<<<<

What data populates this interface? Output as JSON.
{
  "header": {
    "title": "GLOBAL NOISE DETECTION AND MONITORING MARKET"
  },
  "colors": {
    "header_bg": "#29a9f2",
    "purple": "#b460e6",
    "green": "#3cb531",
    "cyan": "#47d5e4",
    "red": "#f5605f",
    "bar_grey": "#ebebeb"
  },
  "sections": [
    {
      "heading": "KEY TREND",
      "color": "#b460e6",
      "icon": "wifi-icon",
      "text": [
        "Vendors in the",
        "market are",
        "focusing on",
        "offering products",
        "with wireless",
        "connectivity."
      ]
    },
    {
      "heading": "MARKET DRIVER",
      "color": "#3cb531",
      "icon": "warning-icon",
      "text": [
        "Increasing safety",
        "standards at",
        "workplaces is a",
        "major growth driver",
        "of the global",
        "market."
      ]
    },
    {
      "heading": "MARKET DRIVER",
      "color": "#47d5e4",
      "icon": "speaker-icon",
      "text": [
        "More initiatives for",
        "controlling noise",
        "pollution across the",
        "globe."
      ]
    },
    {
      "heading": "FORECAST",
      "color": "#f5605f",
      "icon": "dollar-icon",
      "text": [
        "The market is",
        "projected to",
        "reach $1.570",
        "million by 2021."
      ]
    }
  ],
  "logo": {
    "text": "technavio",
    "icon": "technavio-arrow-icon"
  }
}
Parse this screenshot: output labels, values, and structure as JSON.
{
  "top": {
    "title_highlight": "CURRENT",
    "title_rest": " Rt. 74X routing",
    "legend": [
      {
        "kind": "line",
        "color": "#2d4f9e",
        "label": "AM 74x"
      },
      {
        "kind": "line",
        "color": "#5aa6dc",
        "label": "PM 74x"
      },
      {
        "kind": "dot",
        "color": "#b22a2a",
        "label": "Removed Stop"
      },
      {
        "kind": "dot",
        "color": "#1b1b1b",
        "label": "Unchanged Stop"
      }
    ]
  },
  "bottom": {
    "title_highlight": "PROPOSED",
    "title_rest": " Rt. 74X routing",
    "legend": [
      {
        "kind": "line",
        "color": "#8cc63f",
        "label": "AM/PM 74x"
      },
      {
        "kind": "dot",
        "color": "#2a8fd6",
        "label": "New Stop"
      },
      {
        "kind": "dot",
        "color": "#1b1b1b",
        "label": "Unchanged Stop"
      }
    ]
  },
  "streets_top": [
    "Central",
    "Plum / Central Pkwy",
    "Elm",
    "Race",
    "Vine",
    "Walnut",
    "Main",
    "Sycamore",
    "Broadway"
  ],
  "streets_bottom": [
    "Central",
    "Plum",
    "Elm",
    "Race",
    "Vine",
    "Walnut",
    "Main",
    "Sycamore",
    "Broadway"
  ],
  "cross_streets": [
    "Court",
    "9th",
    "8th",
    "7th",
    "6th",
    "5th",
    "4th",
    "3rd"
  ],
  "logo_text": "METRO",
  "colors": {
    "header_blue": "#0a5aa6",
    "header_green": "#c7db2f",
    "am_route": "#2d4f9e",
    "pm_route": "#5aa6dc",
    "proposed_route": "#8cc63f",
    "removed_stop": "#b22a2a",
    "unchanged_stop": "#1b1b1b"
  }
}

>>>>

What is needed:
Quote every line of the data, word for word.

Answer below:
What data populates this interface? Output as JSON.
{
  "header": {
    "title": "GLOBAL NOISE DETECTION AND MONITORING MARKET"
  },
  "colors": {
    "header_bg": "#29a9f2",
    "purple": "#b460e6",
    "green": "#3cb531",
    "cyan": "#47d5e4",
    "red": "#f5605f",
    "bar_grey": "#ebebeb"
  },
  "sections": [
    {
      "heading": "KEY TREND",
      "color": "#b460e6",
      "icon": "wifi-icon",
      "text": [
        "Vendors in the",
        "market are",
        "focusing on",
        "offering products",
        "with wireless",
        "connectivity."
      ]
    },
    {
      "heading": "MARKET DRIVER",
      "color": "#3cb531",
      "icon": "warning-icon",
      "text": [
        "Increasing safety",
        "standards at",
        "workplaces is a",
        "major growth driver",
        "of the global",
        "market."
      ]
    },
    {
      "heading": "MARKET DRIVER",
      "color": "#47d5e4",
      "icon": "speaker-icon",
      "text": [
        "More initiatives for",
        "controlling noise",
        "pollution across the",
        "globe."
      ]
    },
    {
      "heading": "FORECAST",
      "color": "#f5605f",
      "icon": "dollar-icon",
      "text": [
        "The market is",
        "projected to",
        "reach $1.570",
        "million by 2021."
      ]
    }
  ],
  "logo": {
    "text": "technavio",
    "icon": "technavio-arrow-icon"
  }
}
Parse this screenshot: output labels, values, and structure as JSON.
{
  "top": {
    "title_highlight": "CURRENT",
    "title_rest": " Rt. 74X routing",
    "legend": [
      {
        "kind": "line",
        "color": "#2d4f9e",
        "label": "AM 74x"
      },
      {
        "kind": "line",
        "color": "#5aa6dc",
        "label": "PM 74x"
      },
      {
        "kind": "dot",
        "color": "#b22a2a",
        "label": "Removed Stop"
      },
      {
        "kind": "dot",
        "color": "#1b1b1b",
        "label": "Unchanged Stop"
      }
    ]
  },
  "bottom": {
    "title_highlight": "PROPOSED",
    "title_rest": " Rt. 74X routing",
    "legend": [
      {
        "kind": "line",
        "color": "#8cc63f",
        "label": "AM/PM 74x"
      },
      {
        "kind": "dot",
        "color": "#2a8fd6",
        "label": "New Stop"
      },
      {
        "kind": "dot",
        "color": "#1b1b1b",
        "label": "Unchanged Stop"
      }
    ]
  },
  "streets_top": [
    "Central",
    "Plum / Central Pkwy",
    "Elm",
    "Race",
    "Vine",
    "Walnut",
    "Main",
    "Sycamore",
    "Broadway"
  ],
  "streets_bottom": [
    "Central",
    "Plum",
    "Elm",
    "Race",
    "Vine",
    "Walnut",
    "Main",
    "Sycamore",
    "Broadway"
  ],
  "cross_streets": [
    "Court",
    "9th",
    "8th",
    "7th",
    "6th",
    "5th",
    "4th",
    "3rd"
  ],
  "logo_text": "METRO",
  "colors": {
    "header_blue": "#0a5aa6",
    "header_green": "#c7db2f",
    "am_route": "#2d4f9e",
    "pm_route": "#5aa6dc",
    "proposed_route": "#8cc63f",
    "removed_stop": "#b22a2a",
    "unchanged_stop": "#1b1b1b"
  }
}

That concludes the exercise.